◆ EXERCISE TASK
Every line below that contains "Once" is to be copied.

◆ ROWS
•••
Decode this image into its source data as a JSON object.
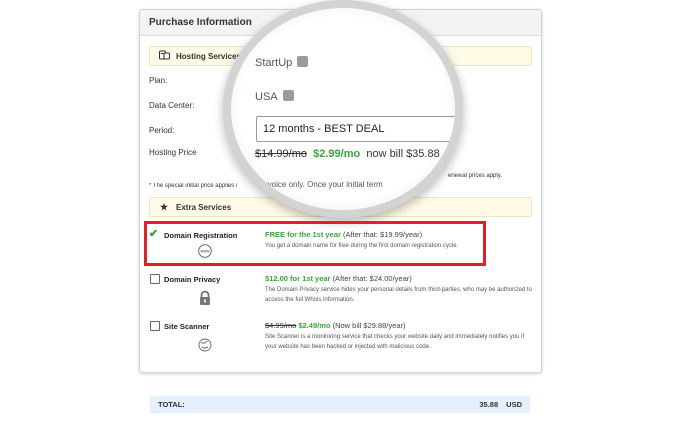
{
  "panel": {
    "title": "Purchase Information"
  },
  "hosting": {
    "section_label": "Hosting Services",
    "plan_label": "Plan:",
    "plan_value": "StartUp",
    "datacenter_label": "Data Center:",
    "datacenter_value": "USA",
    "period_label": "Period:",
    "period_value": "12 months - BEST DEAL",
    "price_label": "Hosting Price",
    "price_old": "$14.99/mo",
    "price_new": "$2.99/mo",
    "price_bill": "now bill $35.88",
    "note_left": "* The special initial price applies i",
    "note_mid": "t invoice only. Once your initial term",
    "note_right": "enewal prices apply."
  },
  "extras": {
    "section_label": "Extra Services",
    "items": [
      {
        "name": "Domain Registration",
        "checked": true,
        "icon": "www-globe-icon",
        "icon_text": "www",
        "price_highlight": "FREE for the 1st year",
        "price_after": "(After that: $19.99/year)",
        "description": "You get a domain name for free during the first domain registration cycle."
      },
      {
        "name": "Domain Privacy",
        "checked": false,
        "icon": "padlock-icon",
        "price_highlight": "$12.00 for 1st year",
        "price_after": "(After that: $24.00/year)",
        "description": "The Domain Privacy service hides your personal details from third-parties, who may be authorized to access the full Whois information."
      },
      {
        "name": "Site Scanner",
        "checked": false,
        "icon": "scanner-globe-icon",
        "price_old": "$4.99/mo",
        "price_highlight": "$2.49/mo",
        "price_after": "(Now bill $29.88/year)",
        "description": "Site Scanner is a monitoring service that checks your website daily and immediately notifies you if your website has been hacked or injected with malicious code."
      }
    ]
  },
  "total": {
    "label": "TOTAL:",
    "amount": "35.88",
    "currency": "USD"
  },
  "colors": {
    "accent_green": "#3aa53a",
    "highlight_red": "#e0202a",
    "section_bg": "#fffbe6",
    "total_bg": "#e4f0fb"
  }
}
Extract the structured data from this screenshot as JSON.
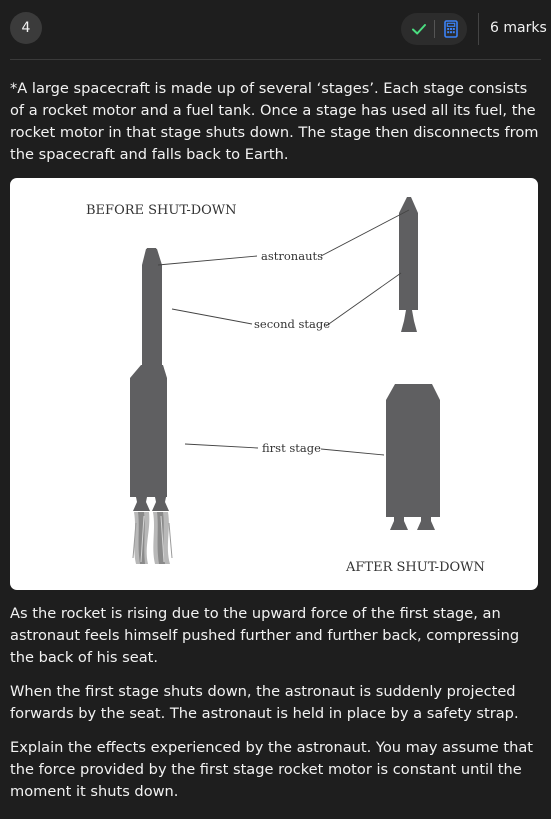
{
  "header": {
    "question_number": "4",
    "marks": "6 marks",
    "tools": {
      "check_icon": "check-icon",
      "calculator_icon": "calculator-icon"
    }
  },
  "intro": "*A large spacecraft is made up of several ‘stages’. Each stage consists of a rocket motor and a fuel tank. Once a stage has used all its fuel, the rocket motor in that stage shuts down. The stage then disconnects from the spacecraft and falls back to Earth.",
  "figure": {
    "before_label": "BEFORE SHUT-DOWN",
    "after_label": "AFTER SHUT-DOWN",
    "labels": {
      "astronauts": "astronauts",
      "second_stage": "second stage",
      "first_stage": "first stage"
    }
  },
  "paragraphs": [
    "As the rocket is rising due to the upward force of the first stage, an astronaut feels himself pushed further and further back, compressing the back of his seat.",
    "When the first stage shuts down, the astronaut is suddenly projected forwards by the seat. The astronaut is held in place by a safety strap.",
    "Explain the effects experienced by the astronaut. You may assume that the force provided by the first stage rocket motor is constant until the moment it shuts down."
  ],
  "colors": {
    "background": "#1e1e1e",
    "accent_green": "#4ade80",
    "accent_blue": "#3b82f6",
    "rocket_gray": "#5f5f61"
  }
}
•••
◆ WRITTEN SOLUTION
    "note_mid": "t invoice only. Once your initial term",
  "intro": "*A large spacecraft is made up of several ‘stages’. Each stage consists of a rocket motor and a fuel tank. Once a stage has used all its fuel, the rocket motor in that stage shuts down. The stage then disconnects from the spacecraft and falls back to Earth.",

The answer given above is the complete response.